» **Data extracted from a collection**
***

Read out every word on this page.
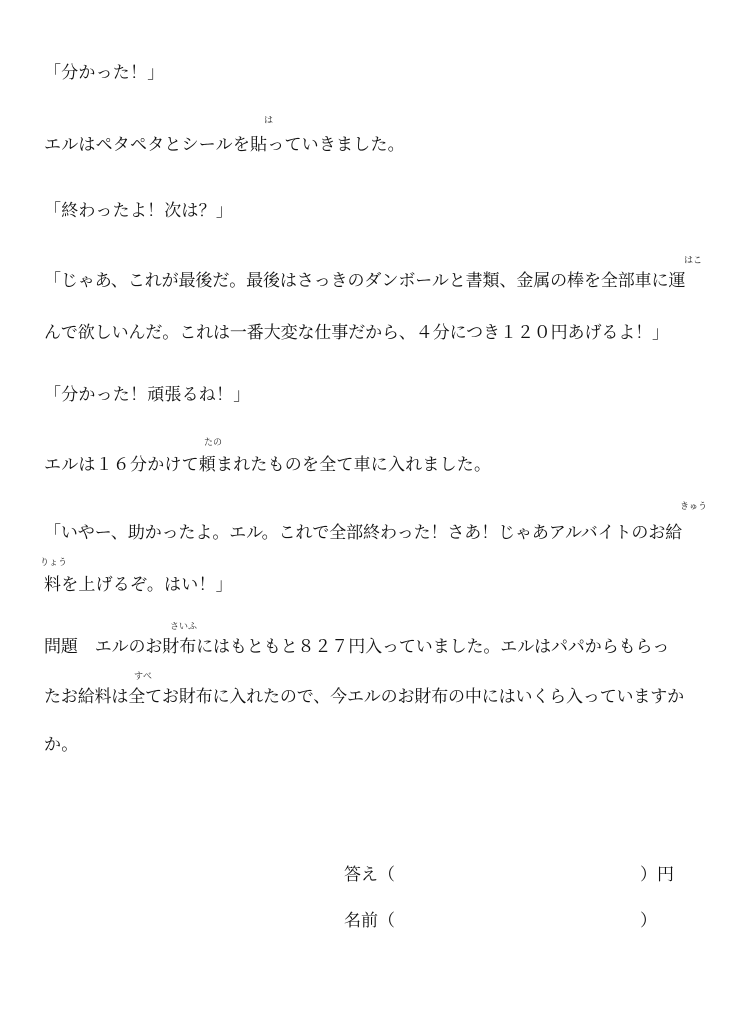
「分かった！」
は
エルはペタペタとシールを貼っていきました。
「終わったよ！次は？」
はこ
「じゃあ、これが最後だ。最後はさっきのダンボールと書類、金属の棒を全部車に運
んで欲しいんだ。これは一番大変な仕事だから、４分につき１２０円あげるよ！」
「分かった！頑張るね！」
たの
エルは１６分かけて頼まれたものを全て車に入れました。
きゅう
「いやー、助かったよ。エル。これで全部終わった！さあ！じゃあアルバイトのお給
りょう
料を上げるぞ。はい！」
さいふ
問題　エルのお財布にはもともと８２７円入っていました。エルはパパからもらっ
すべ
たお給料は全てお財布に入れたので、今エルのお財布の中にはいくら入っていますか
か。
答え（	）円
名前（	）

***

» **TASK**
Transcribe the material as is, with images omitted.

» **WRITTEN ANSWER**
Read out every word on this page.
「分かった！」
は
エルはペタペタとシールを貼っていきました。
「終わったよ！次は？」
はこ
「じゃあ、これが最後だ。最後はさっきのダンボールと書類、金属の棒を全部車に運
んで欲しいんだ。これは一番大変な仕事だから、４分につき１２０円あげるよ！」
「分かった！頑張るね！」
たの
エルは１６分かけて頼まれたものを全て車に入れました。
きゅう
「いやー、助かったよ。エル。これで全部終わった！さあ！じゃあアルバイトのお給
りょう
料を上げるぞ。はい！」
さいふ
問題　エルのお財布にはもともと８２７円入っていました。エルはパパからもらっ
すべ
たお給料は全てお財布に入れたので、今エルのお財布の中にはいくら入っていますか
か。
答え（	）円
名前（	）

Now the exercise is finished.